━━━━━ PROVIDED RECORDS

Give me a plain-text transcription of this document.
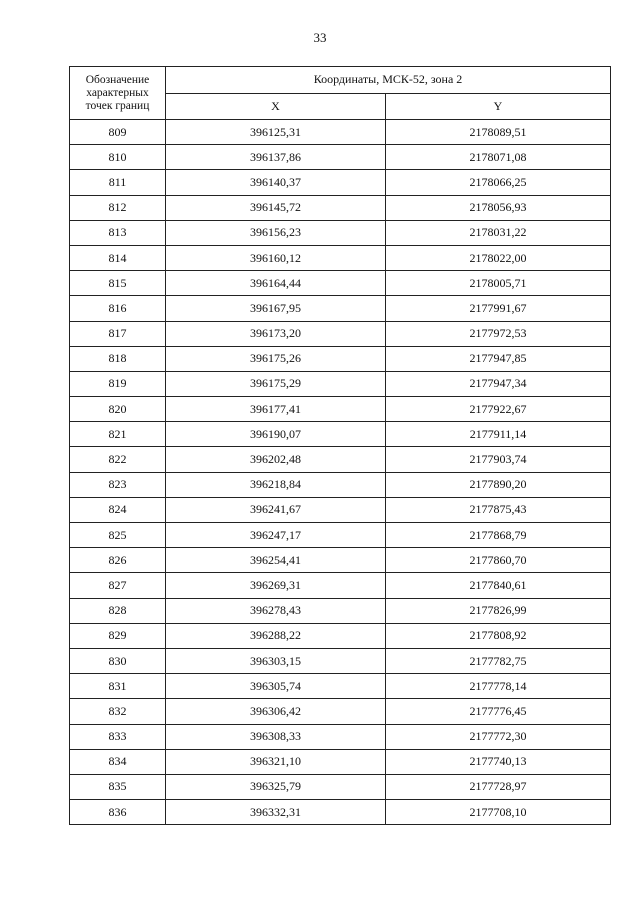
33
Обозначение
характерных
точек границ	Координаты, МСК-52, зона 2	
	X	Y
809	396125,31	2178089,51
810	396137,86	2178071,08
811	396140,37	2178066,25
812	396145,72	2178056,93
813	396156,23	2178031,22
814	396160,12	2178022,00
815	396164,44	2178005,71
816	396167,95	2177991,67
817	396173,20	2177972,53
818	396175,26	2177947,85
819	396175,29	2177947,34
820	396177,41	2177922,67
821	396190,07	2177911,14
822	396202,48	2177903,74
823	396218,84	2177890,20
824	396241,67	2177875,43
825	396247,17	2177868,79
826	396254,41	2177860,70
827	396269,31	2177840,61
828	396278,43	2177826,99
829	396288,22	2177808,92
830	396303,15	2177782,75
831	396305,74	2177778,14
832	396306,42	2177776,45
833	396308,33	2177772,30
834	396321,10	2177740,13
835	396325,79	2177728,97
836	396332,31	2177708,10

━━━━━━━━━━

### AIM OF THE EXERCISE:
Reproduce all of the material exactly, apart from the pictures.

### REPLY TO THE TASK:
Give me a plain-text transcription of this document.
33
Обозначение
характерных
точек границ	Координаты, МСК-52, зона 2	
	X	Y
809	396125,31	2178089,51
810	396137,86	2178071,08
811	396140,37	2178066,25
812	396145,72	2178056,93
813	396156,23	2178031,22
814	396160,12	2178022,00
815	396164,44	2178005,71
816	396167,95	2177991,67
817	396173,20	2177972,53
818	396175,26	2177947,85
819	396175,29	2177947,34
820	396177,41	2177922,67
821	396190,07	2177911,14
822	396202,48	2177903,74
823	396218,84	2177890,20
824	396241,67	2177875,43
825	396247,17	2177868,79
826	396254,41	2177860,70
827	396269,31	2177840,61
828	396278,43	2177826,99
829	396288,22	2177808,92
830	396303,15	2177782,75
831	396305,74	2177778,14
832	396306,42	2177776,45
833	396308,33	2177772,30
834	396321,10	2177740,13
835	396325,79	2177728,97
836	396332,31	2177708,10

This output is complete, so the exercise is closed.